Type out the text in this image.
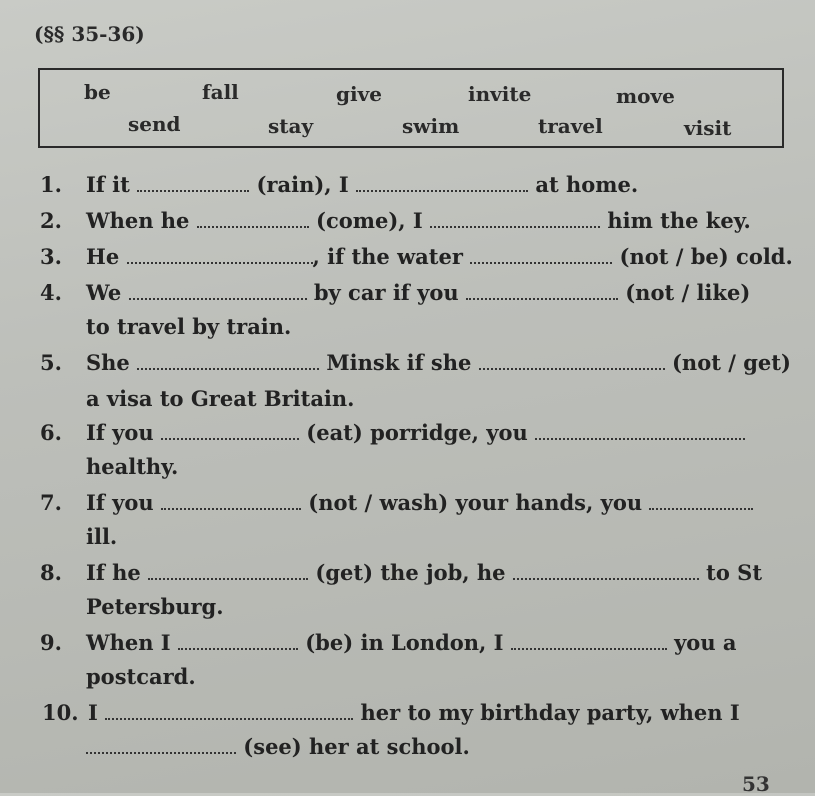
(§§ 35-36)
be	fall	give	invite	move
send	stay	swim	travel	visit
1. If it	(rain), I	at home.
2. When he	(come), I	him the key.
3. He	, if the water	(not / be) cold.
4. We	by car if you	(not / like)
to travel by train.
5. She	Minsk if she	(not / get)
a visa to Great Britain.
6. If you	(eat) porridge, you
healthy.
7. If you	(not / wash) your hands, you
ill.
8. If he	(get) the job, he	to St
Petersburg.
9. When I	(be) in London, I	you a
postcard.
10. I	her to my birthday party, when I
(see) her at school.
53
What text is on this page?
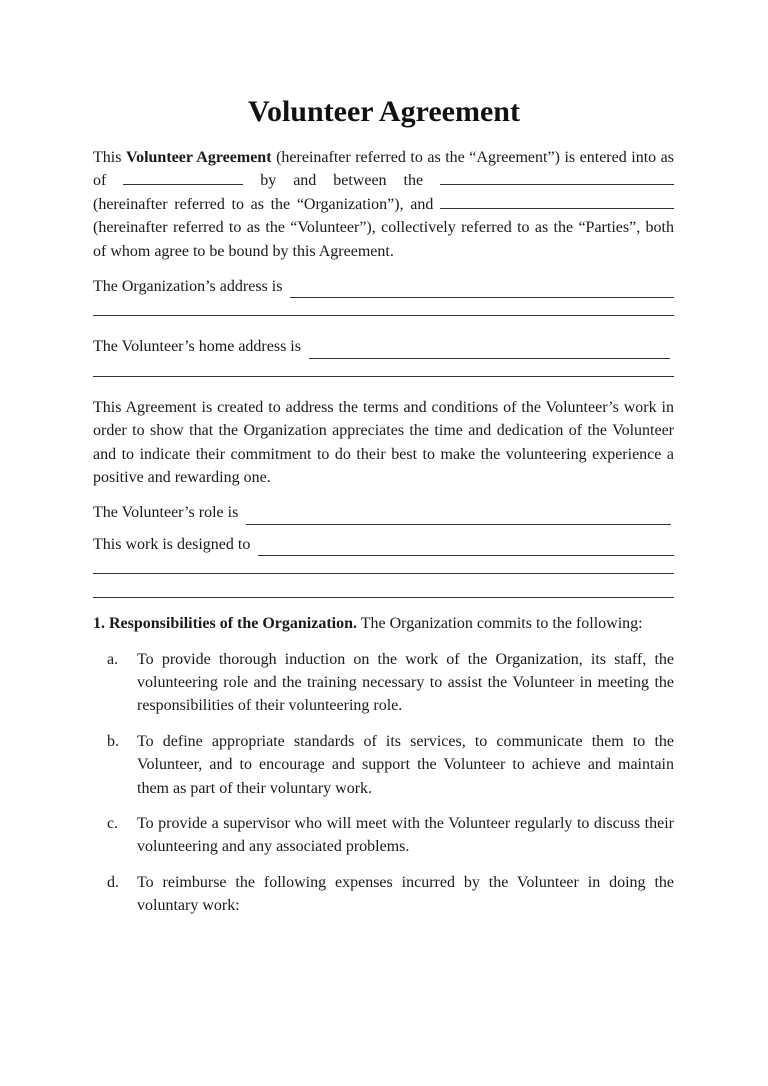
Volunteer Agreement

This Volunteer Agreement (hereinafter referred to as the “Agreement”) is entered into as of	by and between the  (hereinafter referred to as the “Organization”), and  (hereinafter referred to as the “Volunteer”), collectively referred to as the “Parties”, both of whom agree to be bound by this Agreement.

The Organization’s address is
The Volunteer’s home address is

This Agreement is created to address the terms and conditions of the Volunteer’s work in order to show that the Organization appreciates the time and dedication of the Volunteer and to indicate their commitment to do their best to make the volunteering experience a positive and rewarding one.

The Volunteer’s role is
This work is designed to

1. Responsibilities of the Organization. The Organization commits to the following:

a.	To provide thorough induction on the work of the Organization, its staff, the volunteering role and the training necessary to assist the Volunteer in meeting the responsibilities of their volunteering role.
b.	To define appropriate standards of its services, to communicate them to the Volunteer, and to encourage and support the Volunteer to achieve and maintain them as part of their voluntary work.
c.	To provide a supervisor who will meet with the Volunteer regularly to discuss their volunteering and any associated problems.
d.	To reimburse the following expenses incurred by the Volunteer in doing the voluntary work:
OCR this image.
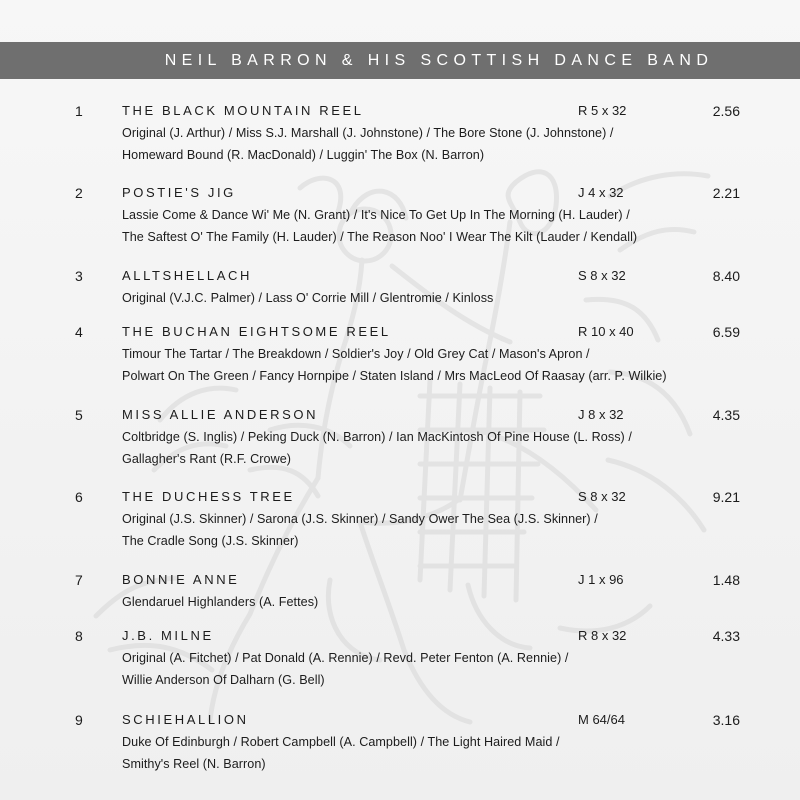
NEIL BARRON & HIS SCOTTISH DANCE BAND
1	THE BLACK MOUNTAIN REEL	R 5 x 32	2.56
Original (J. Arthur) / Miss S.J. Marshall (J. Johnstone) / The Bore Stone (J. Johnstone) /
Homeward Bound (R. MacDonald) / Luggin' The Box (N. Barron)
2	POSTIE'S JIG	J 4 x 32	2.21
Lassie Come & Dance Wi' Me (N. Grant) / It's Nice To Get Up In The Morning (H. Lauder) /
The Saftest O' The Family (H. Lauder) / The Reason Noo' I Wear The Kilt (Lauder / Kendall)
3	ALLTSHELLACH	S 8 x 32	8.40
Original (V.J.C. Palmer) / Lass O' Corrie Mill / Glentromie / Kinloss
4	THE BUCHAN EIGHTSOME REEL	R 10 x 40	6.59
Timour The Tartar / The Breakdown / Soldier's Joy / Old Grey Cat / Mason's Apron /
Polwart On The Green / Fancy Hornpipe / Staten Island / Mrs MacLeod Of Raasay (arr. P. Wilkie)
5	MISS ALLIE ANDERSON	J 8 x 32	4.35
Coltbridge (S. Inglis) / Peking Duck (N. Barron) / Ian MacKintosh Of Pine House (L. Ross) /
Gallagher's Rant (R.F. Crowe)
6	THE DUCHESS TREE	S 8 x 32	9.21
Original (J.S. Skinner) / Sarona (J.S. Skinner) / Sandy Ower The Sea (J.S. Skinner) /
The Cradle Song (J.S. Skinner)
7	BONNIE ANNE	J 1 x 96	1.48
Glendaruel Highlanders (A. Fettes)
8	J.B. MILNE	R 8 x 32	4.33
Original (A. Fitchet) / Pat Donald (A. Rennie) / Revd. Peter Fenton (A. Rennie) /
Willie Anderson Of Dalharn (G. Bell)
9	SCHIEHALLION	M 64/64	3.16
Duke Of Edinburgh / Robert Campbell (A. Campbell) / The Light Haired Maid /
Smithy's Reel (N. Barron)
::::
# Task directions:
Check each line above for "role" and return the ones that have it.

# Exercise answer:
The Volunteer’s role is
a.	To provide thorough induction on the work of the Organization, its staff, the volunteering role and the training necessary to assist the Volunteer in meeting the responsibilities of their volunteering role.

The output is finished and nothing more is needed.